The data
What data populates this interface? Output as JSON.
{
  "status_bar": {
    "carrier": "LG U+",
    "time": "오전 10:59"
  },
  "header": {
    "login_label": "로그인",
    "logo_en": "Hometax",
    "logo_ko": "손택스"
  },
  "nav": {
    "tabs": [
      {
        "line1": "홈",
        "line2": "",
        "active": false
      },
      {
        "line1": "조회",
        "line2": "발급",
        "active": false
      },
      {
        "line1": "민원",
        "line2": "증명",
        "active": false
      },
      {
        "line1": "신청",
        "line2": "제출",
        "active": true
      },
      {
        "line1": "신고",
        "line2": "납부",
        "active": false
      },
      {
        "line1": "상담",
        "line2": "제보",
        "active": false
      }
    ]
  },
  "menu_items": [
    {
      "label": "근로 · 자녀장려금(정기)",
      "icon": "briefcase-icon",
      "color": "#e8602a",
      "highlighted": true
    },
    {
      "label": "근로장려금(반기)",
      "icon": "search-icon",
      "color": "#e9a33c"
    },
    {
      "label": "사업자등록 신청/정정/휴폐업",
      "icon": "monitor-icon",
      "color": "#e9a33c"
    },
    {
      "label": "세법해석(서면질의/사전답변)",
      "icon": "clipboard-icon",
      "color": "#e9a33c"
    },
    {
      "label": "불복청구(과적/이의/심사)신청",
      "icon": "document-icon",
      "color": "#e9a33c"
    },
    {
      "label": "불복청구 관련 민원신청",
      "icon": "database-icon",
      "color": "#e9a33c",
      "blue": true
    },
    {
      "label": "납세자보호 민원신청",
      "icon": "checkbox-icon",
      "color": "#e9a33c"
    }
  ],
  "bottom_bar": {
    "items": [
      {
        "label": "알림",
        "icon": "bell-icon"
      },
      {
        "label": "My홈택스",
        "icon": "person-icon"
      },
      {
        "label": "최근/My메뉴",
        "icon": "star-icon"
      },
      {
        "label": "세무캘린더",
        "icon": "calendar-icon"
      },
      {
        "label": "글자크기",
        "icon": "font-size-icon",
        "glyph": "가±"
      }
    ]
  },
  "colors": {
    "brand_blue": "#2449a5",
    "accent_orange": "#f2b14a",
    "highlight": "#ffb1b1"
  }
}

Aim
Transcribe every line of the data, exactly as it stands.

Answer to the problem
What data populates this interface? Output as JSON.
{
  "status_bar": {
    "carrier": "LG U+",
    "time": "오전 10:59"
  },
  "header": {
    "login_label": "로그인",
    "logo_en": "Hometax",
    "logo_ko": "손택스"
  },
  "nav": {
    "tabs": [
      {
        "line1": "홈",
        "line2": "",
        "active": false
      },
      {
        "line1": "조회",
        "line2": "발급",
        "active": false
      },
      {
        "line1": "민원",
        "line2": "증명",
        "active": false
      },
      {
        "line1": "신청",
        "line2": "제출",
        "active": true
      },
      {
        "line1": "신고",
        "line2": "납부",
        "active": false
      },
      {
        "line1": "상담",
        "line2": "제보",
        "active": false
      }
    ]
  },
  "menu_items": [
    {
      "label": "근로 · 자녀장려금(정기)",
      "icon": "briefcase-icon",
      "color": "#e8602a",
      "highlighted": true
    },
    {
      "label": "근로장려금(반기)",
      "icon": "search-icon",
      "color": "#e9a33c"
    },
    {
      "label": "사업자등록 신청/정정/휴폐업",
      "icon": "monitor-icon",
      "color": "#e9a33c"
    },
    {
      "label": "세법해석(서면질의/사전답변)",
      "icon": "clipboard-icon",
      "color": "#e9a33c"
    },
    {
      "label": "불복청구(과적/이의/심사)신청",
      "icon": "document-icon",
      "color": "#e9a33c"
    },
    {
      "label": "불복청구 관련 민원신청",
      "icon": "database-icon",
      "color": "#e9a33c",
      "blue": true
    },
    {
      "label": "납세자보호 민원신청",
      "icon": "checkbox-icon",
      "color": "#e9a33c"
    }
  ],
  "bottom_bar": {
    "items": [
      {
        "label": "알림",
        "icon": "bell-icon"
      },
      {
        "label": "My홈택스",
        "icon": "person-icon"
      },
      {
        "label": "최근/My메뉴",
        "icon": "star-icon"
      },
      {
        "label": "세무캘린더",
        "icon": "calendar-icon"
      },
      {
        "label": "글자크기",
        "icon": "font-size-icon",
        "glyph": "가±"
      }
    ]
  },
  "colors": {
    "brand_blue": "#2449a5",
    "accent_orange": "#f2b14a",
    "highlight": "#ffb1b1"
  }
}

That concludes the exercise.